EXERCISE AIM ->
Repeat each record below exactly as given.

(Lines of data)
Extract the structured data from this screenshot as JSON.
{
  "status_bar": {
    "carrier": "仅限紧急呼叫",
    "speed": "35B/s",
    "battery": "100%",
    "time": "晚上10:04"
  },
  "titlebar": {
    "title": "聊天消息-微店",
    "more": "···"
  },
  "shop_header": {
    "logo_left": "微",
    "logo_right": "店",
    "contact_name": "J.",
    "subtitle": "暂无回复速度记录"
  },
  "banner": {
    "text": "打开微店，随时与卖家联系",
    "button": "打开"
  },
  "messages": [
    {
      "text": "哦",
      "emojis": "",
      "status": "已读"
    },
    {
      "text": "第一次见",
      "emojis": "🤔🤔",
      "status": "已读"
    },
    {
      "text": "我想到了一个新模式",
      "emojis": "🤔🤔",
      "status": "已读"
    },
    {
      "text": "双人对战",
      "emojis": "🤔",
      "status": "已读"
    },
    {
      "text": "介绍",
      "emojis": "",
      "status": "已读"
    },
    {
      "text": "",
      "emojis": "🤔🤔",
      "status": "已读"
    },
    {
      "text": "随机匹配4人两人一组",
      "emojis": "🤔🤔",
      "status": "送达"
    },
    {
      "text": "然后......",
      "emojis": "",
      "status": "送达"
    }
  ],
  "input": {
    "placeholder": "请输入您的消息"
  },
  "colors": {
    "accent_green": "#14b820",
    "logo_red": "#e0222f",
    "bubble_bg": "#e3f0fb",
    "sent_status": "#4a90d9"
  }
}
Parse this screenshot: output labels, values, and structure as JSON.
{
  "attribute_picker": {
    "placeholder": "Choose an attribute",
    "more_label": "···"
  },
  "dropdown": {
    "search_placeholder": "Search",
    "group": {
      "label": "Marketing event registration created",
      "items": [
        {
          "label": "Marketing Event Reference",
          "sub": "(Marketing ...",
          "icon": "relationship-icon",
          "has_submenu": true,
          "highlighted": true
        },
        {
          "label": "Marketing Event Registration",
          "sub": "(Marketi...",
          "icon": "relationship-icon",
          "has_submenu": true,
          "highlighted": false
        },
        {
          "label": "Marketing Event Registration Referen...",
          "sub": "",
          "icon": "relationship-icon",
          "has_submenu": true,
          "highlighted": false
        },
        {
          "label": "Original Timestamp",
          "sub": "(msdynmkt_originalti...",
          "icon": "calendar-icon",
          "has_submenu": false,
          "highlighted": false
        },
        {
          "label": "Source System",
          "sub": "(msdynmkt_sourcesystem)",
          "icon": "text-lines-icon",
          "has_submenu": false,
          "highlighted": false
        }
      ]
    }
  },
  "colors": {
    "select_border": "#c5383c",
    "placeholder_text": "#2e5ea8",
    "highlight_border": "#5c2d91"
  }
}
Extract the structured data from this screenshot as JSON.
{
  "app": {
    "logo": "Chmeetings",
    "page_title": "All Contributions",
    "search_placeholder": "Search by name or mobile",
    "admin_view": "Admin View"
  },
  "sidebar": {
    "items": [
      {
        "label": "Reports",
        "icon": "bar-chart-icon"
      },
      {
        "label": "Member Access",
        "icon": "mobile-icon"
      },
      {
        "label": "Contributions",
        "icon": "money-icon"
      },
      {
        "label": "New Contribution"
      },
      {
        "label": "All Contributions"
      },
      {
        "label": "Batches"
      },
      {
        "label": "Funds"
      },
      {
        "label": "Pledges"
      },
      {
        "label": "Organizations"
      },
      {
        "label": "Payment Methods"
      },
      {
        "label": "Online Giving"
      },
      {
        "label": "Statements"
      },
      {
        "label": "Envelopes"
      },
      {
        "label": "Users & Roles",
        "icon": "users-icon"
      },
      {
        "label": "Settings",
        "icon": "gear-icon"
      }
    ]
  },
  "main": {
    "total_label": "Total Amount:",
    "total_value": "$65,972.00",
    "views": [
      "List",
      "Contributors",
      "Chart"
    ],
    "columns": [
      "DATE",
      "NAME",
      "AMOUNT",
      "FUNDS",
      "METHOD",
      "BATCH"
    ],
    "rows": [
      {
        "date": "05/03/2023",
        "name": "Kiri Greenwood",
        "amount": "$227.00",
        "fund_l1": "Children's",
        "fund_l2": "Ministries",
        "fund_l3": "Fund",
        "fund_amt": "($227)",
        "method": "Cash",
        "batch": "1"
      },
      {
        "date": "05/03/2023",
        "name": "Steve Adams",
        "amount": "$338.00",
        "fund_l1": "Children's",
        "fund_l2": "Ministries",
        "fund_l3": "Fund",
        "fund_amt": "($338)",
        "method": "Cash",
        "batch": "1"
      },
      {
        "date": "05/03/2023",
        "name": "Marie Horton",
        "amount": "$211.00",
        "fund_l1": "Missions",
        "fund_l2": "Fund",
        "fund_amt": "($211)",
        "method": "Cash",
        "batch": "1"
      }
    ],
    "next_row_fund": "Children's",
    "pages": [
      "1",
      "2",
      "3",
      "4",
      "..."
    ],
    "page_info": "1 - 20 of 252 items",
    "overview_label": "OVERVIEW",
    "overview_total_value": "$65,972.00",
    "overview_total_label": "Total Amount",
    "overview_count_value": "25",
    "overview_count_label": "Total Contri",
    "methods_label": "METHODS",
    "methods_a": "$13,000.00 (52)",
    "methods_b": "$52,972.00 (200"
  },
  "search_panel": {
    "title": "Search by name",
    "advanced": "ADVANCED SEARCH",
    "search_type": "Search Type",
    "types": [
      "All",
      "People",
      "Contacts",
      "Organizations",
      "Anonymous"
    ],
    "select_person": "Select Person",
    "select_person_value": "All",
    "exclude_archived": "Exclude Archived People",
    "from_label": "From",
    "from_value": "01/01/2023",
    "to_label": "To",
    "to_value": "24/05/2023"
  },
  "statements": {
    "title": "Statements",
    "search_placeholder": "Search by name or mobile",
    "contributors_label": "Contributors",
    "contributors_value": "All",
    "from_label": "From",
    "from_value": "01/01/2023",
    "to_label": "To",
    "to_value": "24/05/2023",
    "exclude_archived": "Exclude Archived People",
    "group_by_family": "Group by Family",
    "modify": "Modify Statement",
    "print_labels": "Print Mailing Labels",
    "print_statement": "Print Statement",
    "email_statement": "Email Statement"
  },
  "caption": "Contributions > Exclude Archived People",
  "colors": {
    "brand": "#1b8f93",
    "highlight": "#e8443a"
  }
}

EXERCISE RESPONSE ->
Extract the structured data from this screenshot as JSON.
{
  "status_bar": {
    "carrier": "仅限紧急呼叫",
    "speed": "35B/s",
    "battery": "100%",
    "time": "晚上10:04"
  },
  "titlebar": {
    "title": "聊天消息-微店",
    "more": "···"
  },
  "shop_header": {
    "logo_left": "微",
    "logo_right": "店",
    "contact_name": "J.",
    "subtitle": "暂无回复速度记录"
  },
  "banner": {
    "text": "打开微店，随时与卖家联系",
    "button": "打开"
  },
  "messages": [
    {
      "text": "哦",
      "emojis": "",
      "status": "已读"
    },
    {
      "text": "第一次见",
      "emojis": "🤔🤔",
      "status": "已读"
    },
    {
      "text": "我想到了一个新模式",
      "emojis": "🤔🤔",
      "status": "已读"
    },
    {
      "text": "双人对战",
      "emojis": "🤔",
      "status": "已读"
    },
    {
      "text": "介绍",
      "emojis": "",
      "status": "已读"
    },
    {
      "text": "",
      "emojis": "🤔🤔",
      "status": "已读"
    },
    {
      "text": "随机匹配4人两人一组",
      "emojis": "🤔🤔",
      "status": "送达"
    },
    {
      "text": "然后......",
      "emojis": "",
      "status": "送达"
    }
  ],
  "input": {
    "placeholder": "请输入您的消息"
  },
  "colors": {
    "accent_green": "#14b820",
    "logo_red": "#e0222f",
    "bubble_bg": "#e3f0fb",
    "sent_status": "#4a90d9"
  }
}
Parse this screenshot: output labels, values, and structure as JSON.
{
  "attribute_picker": {
    "placeholder": "Choose an attribute",
    "more_label": "···"
  },
  "dropdown": {
    "search_placeholder": "Search",
    "group": {
      "label": "Marketing event registration created",
      "items": [
        {
          "label": "Marketing Event Reference",
          "sub": "(Marketing ...",
          "icon": "relationship-icon",
          "has_submenu": true,
          "highlighted": true
        },
        {
          "label": "Marketing Event Registration",
          "sub": "(Marketi...",
          "icon": "relationship-icon",
          "has_submenu": true,
          "highlighted": false
        },
        {
          "label": "Marketing Event Registration Referen...",
          "sub": "",
          "icon": "relationship-icon",
          "has_submenu": true,
          "highlighted": false
        },
        {
          "label": "Original Timestamp",
          "sub": "(msdynmkt_originalti...",
          "icon": "calendar-icon",
          "has_submenu": false,
          "highlighted": false
        },
        {
          "label": "Source System",
          "sub": "(msdynmkt_sourcesystem)",
          "icon": "text-lines-icon",
          "has_submenu": false,
          "highlighted": false
        }
      ]
    }
  },
  "colors": {
    "select_border": "#c5383c",
    "placeholder_text": "#2e5ea8",
    "highlight_border": "#5c2d91"
  }
}
Extract the structured data from this screenshot as JSON.
{
  "app": {
    "logo": "Chmeetings",
    "page_title": "All Contributions",
    "search_placeholder": "Search by name or mobile",
    "admin_view": "Admin View"
  },
  "sidebar": {
    "items": [
      {
        "label": "Reports",
        "icon": "bar-chart-icon"
      },
      {
        "label": "Member Access",
        "icon": "mobile-icon"
      },
      {
        "label": "Contributions",
        "icon": "money-icon"
      },
      {
        "label": "New Contribution"
      },
      {
        "label": "All Contributions"
      },
      {
        "label": "Batches"
      },
      {
        "label": "Funds"
      },
      {
        "label": "Pledges"
      },
      {
        "label": "Organizations"
      },
      {
        "label": "Payment Methods"
      },
      {
        "label": "Online Giving"
      },
      {
        "label": "Statements"
      },
      {
        "label": "Envelopes"
      },
      {
        "label": "Users & Roles",
        "icon": "users-icon"
      },
      {
        "label": "Settings",
        "icon": "gear-icon"
      }
    ]
  },
  "main": {
    "total_label": "Total Amount:",
    "total_value": "$65,972.00",
    "views": [
      "List",
      "Contributors",
      "Chart"
    ],
    "columns": [
      "DATE",
      "NAME",
      "AMOUNT",
      "FUNDS",
      "METHOD",
      "BATCH"
    ],
    "rows": [
      {
        "date": "05/03/2023",
        "name": "Kiri Greenwood",
        "amount": "$227.00",
        "fund_l1": "Children's",
        "fund_l2": "Ministries",
        "fund_l3": "Fund",
        "fund_amt": "($227)",
        "method": "Cash",
        "batch": "1"
      },
      {
        "date": "05/03/2023",
        "name": "Steve Adams",
        "amount": "$338.00",
        "fund_l1": "Children's",
        "fund_l2": "Ministries",
        "fund_l3": "Fund",
        "fund_amt": "($338)",
        "method": "Cash",
        "batch": "1"
      },
      {
        "date": "05/03/2023",
        "name": "Marie Horton",
        "amount": "$211.00",
        "fund_l1": "Missions",
        "fund_l2": "Fund",
        "fund_amt": "($211)",
        "method": "Cash",
        "batch": "1"
      }
    ],
    "next_row_fund": "Children's",
    "pages": [
      "1",
      "2",
      "3",
      "4",
      "..."
    ],
    "page_info": "1 - 20 of 252 items",
    "overview_label": "OVERVIEW",
    "overview_total_value": "$65,972.00",
    "overview_total_label": "Total Amount",
    "overview_count_value": "25",
    "overview_count_label": "Total Contri",
    "methods_label": "METHODS",
    "methods_a": "$13,000.00 (52)",
    "methods_b": "$52,972.00 (200"
  },
  "search_panel": {
    "title": "Search by name",
    "advanced": "ADVANCED SEARCH",
    "search_type": "Search Type",
    "types": [
      "All",
      "People",
      "Contacts",
      "Organizations",
      "Anonymous"
    ],
    "select_person": "Select Person",
    "select_person_value": "All",
    "exclude_archived": "Exclude Archived People",
    "from_label": "From",
    "from_value": "01/01/2023",
    "to_label": "To",
    "to_value": "24/05/2023"
  },
  "statements": {
    "title": "Statements",
    "search_placeholder": "Search by name or mobile",
    "contributors_label": "Contributors",
    "contributors_value": "All",
    "from_label": "From",
    "from_value": "01/01/2023",
    "to_label": "To",
    "to_value": "24/05/2023",
    "exclude_archived": "Exclude Archived People",
    "group_by_family": "Group by Family",
    "modify": "Modify Statement",
    "print_labels": "Print Mailing Labels",
    "print_statement": "Print Statement",
    "email_statement": "Email Statement"
  },
  "caption": "Contributions > Exclude Archived People",
  "colors": {
    "brand": "#1b8f93",
    "highlight": "#e8443a"
  }
}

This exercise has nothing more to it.